§ EXERCISE PROMPT
Please state how many lines in the records contain the string "Financial", with no words besides the number.

§ MATERIAL SUPPLIED
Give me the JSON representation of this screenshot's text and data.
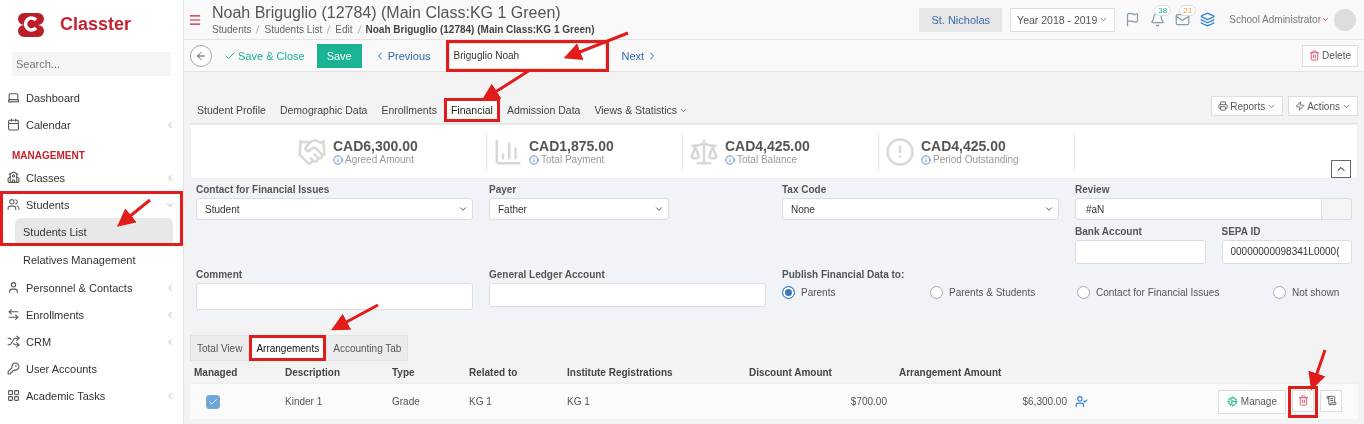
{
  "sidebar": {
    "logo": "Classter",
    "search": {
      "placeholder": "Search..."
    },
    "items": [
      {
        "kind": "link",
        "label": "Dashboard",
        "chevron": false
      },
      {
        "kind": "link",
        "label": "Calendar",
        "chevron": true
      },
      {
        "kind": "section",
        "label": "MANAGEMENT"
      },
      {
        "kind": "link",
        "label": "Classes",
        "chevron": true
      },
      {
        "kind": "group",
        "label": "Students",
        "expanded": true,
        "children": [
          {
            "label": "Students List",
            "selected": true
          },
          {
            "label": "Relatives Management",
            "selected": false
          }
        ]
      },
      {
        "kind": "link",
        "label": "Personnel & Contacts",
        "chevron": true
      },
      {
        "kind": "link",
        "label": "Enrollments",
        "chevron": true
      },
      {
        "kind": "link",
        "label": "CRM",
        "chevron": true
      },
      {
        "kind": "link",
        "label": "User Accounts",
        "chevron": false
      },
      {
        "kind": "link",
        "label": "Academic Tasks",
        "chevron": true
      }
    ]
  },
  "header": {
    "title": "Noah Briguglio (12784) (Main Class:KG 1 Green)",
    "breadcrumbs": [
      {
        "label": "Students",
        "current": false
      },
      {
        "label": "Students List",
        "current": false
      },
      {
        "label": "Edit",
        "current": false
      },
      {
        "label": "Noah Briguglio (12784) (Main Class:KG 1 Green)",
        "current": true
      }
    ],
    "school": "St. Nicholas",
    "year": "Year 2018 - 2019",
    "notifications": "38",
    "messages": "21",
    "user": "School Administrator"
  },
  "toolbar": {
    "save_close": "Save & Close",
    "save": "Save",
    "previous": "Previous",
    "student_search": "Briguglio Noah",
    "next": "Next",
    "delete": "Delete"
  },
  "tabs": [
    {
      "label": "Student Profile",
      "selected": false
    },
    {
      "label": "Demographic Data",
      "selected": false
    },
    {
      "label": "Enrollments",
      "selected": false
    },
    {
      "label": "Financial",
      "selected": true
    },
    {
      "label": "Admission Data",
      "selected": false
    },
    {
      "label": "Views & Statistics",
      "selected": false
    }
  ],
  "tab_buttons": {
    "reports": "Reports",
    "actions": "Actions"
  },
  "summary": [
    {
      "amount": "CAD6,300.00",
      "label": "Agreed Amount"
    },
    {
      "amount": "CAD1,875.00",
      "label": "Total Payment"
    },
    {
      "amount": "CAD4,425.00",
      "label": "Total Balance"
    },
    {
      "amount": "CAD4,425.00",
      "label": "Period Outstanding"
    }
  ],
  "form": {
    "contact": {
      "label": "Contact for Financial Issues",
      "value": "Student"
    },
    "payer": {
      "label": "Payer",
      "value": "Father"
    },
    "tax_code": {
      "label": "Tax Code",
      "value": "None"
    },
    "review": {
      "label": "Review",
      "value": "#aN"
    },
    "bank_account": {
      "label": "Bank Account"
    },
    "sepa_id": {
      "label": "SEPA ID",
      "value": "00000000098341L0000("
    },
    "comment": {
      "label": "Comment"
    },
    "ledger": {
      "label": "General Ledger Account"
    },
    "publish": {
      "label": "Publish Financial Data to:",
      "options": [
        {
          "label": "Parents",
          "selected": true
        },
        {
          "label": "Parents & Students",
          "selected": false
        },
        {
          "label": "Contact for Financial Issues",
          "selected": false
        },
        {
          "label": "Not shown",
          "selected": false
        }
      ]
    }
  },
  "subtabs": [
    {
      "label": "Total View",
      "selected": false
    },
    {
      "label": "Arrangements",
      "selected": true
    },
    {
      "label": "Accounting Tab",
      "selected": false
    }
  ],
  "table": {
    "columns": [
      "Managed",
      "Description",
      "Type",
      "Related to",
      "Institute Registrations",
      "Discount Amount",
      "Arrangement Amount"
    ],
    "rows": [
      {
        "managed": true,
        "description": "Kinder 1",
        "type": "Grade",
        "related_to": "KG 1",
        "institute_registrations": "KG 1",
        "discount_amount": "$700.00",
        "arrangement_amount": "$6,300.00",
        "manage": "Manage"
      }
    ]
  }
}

==

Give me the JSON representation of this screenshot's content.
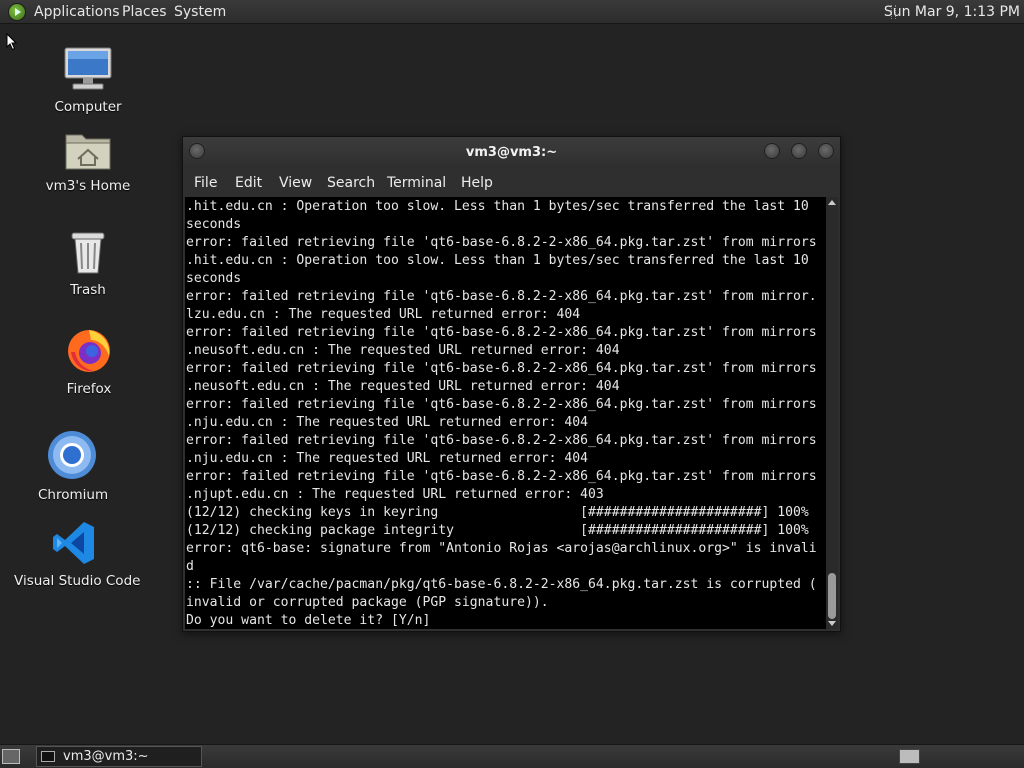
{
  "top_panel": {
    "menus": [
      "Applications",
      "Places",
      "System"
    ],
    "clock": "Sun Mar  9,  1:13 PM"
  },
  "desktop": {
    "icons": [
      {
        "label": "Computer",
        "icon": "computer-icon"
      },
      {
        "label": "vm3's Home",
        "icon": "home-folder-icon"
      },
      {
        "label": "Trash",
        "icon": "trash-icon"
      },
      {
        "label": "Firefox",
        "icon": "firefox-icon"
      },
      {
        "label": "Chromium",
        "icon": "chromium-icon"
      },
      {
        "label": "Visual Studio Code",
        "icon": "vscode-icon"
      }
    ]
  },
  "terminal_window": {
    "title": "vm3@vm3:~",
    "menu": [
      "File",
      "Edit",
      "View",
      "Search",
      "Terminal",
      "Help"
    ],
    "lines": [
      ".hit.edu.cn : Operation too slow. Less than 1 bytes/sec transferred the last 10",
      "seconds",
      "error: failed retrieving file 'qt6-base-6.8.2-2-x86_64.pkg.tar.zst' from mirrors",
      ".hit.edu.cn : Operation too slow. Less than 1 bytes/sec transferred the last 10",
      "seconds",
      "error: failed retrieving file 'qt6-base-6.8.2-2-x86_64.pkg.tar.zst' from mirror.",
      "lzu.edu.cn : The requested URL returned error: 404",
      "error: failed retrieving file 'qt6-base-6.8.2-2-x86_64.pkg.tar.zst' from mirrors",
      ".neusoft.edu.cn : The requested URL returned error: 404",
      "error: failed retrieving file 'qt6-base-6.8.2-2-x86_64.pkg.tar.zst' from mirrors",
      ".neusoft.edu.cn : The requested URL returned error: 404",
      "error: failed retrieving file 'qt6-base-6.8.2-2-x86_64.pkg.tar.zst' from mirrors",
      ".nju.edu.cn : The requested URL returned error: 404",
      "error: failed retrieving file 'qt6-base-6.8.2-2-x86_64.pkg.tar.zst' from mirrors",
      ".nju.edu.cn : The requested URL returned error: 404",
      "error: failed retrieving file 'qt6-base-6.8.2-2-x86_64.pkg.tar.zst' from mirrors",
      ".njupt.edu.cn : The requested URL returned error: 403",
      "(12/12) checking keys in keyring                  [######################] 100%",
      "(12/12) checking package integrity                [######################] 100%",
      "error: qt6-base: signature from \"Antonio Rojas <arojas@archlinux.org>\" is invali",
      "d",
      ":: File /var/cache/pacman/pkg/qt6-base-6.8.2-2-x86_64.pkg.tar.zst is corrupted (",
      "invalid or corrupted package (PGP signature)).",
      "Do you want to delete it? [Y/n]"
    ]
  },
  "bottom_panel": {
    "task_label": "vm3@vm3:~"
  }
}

==

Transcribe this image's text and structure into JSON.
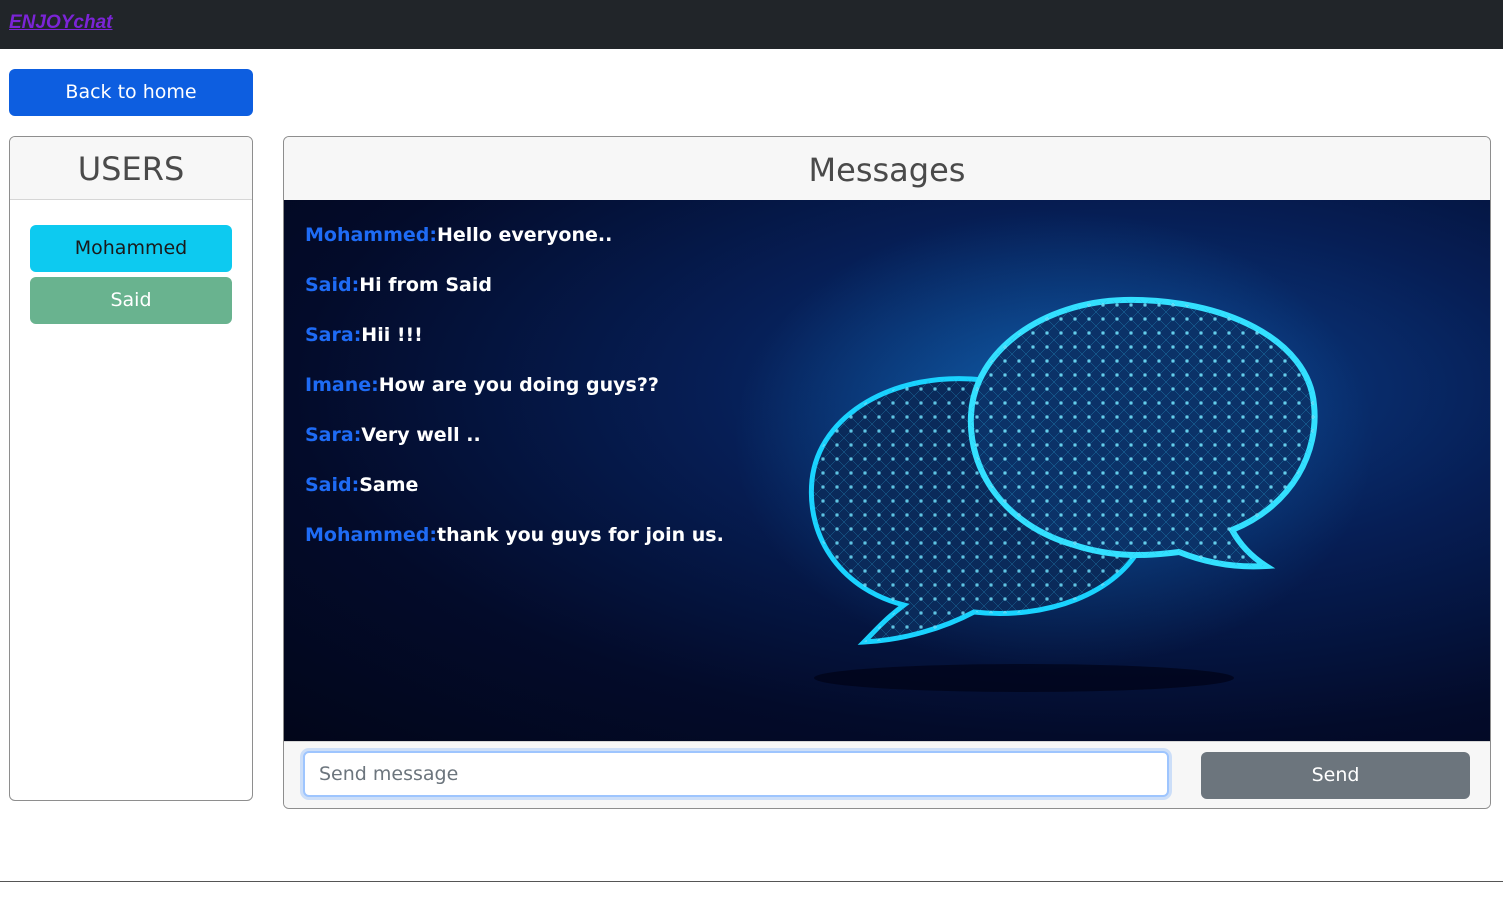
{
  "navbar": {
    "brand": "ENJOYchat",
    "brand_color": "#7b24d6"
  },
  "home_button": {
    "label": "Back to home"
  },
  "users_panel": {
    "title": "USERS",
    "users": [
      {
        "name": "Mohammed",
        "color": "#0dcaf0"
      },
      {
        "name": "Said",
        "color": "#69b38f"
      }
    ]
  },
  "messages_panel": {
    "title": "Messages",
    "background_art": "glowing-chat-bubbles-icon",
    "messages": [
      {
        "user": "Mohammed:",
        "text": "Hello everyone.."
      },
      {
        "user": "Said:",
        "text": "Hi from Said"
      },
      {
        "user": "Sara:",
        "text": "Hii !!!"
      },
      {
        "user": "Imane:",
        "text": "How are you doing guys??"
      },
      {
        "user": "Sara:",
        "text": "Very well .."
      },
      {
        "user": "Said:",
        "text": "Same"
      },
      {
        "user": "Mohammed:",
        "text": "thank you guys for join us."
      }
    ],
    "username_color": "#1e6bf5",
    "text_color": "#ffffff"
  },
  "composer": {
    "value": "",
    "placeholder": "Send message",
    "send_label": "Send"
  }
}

§ REPLY TO THE TASK
4